Items listed in a dataset:
****************************************
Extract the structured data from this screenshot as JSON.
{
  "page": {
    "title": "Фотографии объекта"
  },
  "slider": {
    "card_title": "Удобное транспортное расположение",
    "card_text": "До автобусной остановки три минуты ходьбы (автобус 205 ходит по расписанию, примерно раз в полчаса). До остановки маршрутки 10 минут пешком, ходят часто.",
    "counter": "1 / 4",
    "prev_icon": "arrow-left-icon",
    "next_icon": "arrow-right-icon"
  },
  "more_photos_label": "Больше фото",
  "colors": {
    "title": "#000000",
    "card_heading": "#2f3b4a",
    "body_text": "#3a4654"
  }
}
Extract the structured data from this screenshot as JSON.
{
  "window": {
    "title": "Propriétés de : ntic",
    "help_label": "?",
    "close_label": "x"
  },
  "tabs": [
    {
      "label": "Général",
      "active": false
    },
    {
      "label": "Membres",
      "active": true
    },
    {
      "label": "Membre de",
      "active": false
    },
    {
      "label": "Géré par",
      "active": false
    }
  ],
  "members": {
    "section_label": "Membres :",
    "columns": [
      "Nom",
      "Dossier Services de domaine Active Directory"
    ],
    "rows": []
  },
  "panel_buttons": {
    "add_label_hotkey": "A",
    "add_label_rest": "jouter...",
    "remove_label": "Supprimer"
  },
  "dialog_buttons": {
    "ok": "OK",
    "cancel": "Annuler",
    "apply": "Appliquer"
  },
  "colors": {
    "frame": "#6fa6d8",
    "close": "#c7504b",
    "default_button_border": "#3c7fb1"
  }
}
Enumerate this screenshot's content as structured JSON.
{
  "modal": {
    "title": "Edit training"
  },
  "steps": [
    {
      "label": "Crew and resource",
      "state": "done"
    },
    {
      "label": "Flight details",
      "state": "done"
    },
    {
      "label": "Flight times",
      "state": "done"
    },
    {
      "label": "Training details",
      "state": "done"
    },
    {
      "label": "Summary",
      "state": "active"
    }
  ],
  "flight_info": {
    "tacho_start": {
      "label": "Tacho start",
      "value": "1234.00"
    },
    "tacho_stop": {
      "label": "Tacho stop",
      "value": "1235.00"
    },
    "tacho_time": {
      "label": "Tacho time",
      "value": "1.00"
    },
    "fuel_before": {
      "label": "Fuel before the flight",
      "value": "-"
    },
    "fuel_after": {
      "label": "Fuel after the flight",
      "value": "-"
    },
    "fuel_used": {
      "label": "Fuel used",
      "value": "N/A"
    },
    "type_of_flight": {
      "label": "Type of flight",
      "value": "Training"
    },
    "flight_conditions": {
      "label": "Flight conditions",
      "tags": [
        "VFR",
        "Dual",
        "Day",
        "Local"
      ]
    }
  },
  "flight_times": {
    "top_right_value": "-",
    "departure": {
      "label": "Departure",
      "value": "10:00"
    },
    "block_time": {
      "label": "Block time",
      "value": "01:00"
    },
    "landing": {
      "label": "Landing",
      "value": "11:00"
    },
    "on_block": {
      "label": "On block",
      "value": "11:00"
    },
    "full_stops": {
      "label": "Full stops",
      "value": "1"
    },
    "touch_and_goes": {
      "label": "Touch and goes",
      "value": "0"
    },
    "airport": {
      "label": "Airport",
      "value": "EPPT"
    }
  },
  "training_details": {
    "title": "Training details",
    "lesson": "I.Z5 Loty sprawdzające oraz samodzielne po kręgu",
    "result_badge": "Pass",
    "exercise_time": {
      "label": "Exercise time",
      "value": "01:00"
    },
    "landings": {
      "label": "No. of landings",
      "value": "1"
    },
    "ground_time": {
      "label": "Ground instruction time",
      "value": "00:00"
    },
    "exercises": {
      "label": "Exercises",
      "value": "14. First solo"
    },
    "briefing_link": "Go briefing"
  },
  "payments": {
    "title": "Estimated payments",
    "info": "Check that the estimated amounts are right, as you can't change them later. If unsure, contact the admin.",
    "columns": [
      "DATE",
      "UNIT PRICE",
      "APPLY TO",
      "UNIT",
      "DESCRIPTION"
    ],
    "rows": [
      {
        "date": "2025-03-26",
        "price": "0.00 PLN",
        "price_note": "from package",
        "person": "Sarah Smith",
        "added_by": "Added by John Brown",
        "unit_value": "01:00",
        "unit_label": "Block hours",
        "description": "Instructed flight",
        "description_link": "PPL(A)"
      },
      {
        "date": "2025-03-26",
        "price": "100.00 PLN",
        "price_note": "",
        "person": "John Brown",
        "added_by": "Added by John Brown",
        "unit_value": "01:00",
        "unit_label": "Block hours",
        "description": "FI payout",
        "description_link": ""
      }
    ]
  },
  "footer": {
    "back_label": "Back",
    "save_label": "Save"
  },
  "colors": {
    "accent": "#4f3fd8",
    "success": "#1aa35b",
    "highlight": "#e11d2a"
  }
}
****************************************
* _Do this_
Each line of the listing above should be output exactly.

* _Response for this exercise_
Extract the structured data from this screenshot as JSON.
{
  "page": {
    "title": "Фотографии объекта"
  },
  "slider": {
    "card_title": "Удобное транспортное расположение",
    "card_text": "До автобусной остановки три минуты ходьбы (автобус 205 ходит по расписанию, примерно раз в полчаса). До остановки маршрутки 10 минут пешком, ходят часто.",
    "counter": "1 / 4",
    "prev_icon": "arrow-left-icon",
    "next_icon": "arrow-right-icon"
  },
  "more_photos_label": "Больше фото",
  "colors": {
    "title": "#000000",
    "card_heading": "#2f3b4a",
    "body_text": "#3a4654"
  }
}
Extract the structured data from this screenshot as JSON.
{
  "window": {
    "title": "Propriétés de : ntic",
    "help_label": "?",
    "close_label": "x"
  },
  "tabs": [
    {
      "label": "Général",
      "active": false
    },
    {
      "label": "Membres",
      "active": true
    },
    {
      "label": "Membre de",
      "active": false
    },
    {
      "label": "Géré par",
      "active": false
    }
  ],
  "members": {
    "section_label": "Membres :",
    "columns": [
      "Nom",
      "Dossier Services de domaine Active Directory"
    ],
    "rows": []
  },
  "panel_buttons": {
    "add_label_hotkey": "A",
    "add_label_rest": "jouter...",
    "remove_label": "Supprimer"
  },
  "dialog_buttons": {
    "ok": "OK",
    "cancel": "Annuler",
    "apply": "Appliquer"
  },
  "colors": {
    "frame": "#6fa6d8",
    "close": "#c7504b",
    "default_button_border": "#3c7fb1"
  }
}
Enumerate this screenshot's content as structured JSON.
{
  "modal": {
    "title": "Edit training"
  },
  "steps": [
    {
      "label": "Crew and resource",
      "state": "done"
    },
    {
      "label": "Flight details",
      "state": "done"
    },
    {
      "label": "Flight times",
      "state": "done"
    },
    {
      "label": "Training details",
      "state": "done"
    },
    {
      "label": "Summary",
      "state": "active"
    }
  ],
  "flight_info": {
    "tacho_start": {
      "label": "Tacho start",
      "value": "1234.00"
    },
    "tacho_stop": {
      "label": "Tacho stop",
      "value": "1235.00"
    },
    "tacho_time": {
      "label": "Tacho time",
      "value": "1.00"
    },
    "fuel_before": {
      "label": "Fuel before the flight",
      "value": "-"
    },
    "fuel_after": {
      "label": "Fuel after the flight",
      "value": "-"
    },
    "fuel_used": {
      "label": "Fuel used",
      "value": "N/A"
    },
    "type_of_flight": {
      "label": "Type of flight",
      "value": "Training"
    },
    "flight_conditions": {
      "label": "Flight conditions",
      "tags": [
        "VFR",
        "Dual",
        "Day",
        "Local"
      ]
    }
  },
  "flight_times": {
    "top_right_value": "-",
    "departure": {
      "label": "Departure",
      "value": "10:00"
    },
    "block_time": {
      "label": "Block time",
      "value": "01:00"
    },
    "landing": {
      "label": "Landing",
      "value": "11:00"
    },
    "on_block": {
      "label": "On block",
      "value": "11:00"
    },
    "full_stops": {
      "label": "Full stops",
      "value": "1"
    },
    "touch_and_goes": {
      "label": "Touch and goes",
      "value": "0"
    },
    "airport": {
      "label": "Airport",
      "value": "EPPT"
    }
  },
  "training_details": {
    "title": "Training details",
    "lesson": "I.Z5 Loty sprawdzające oraz samodzielne po kręgu",
    "result_badge": "Pass",
    "exercise_time": {
      "label": "Exercise time",
      "value": "01:00"
    },
    "landings": {
      "label": "No. of landings",
      "value": "1"
    },
    "ground_time": {
      "label": "Ground instruction time",
      "value": "00:00"
    },
    "exercises": {
      "label": "Exercises",
      "value": "14. First solo"
    },
    "briefing_link": "Go briefing"
  },
  "payments": {
    "title": "Estimated payments",
    "info": "Check that the estimated amounts are right, as you can't change them later. If unsure, contact the admin.",
    "columns": [
      "DATE",
      "UNIT PRICE",
      "APPLY TO",
      "UNIT",
      "DESCRIPTION"
    ],
    "rows": [
      {
        "date": "2025-03-26",
        "price": "0.00 PLN",
        "price_note": "from package",
        "person": "Sarah Smith",
        "added_by": "Added by John Brown",
        "unit_value": "01:00",
        "unit_label": "Block hours",
        "description": "Instructed flight",
        "description_link": "PPL(A)"
      },
      {
        "date": "2025-03-26",
        "price": "100.00 PLN",
        "price_note": "",
        "person": "John Brown",
        "added_by": "Added by John Brown",
        "unit_value": "01:00",
        "unit_label": "Block hours",
        "description": "FI payout",
        "description_link": ""
      }
    ]
  },
  "footer": {
    "back_label": "Back",
    "save_label": "Save"
  },
  "colors": {
    "accent": "#4f3fd8",
    "success": "#1aa35b",
    "highlight": "#e11d2a"
  }
}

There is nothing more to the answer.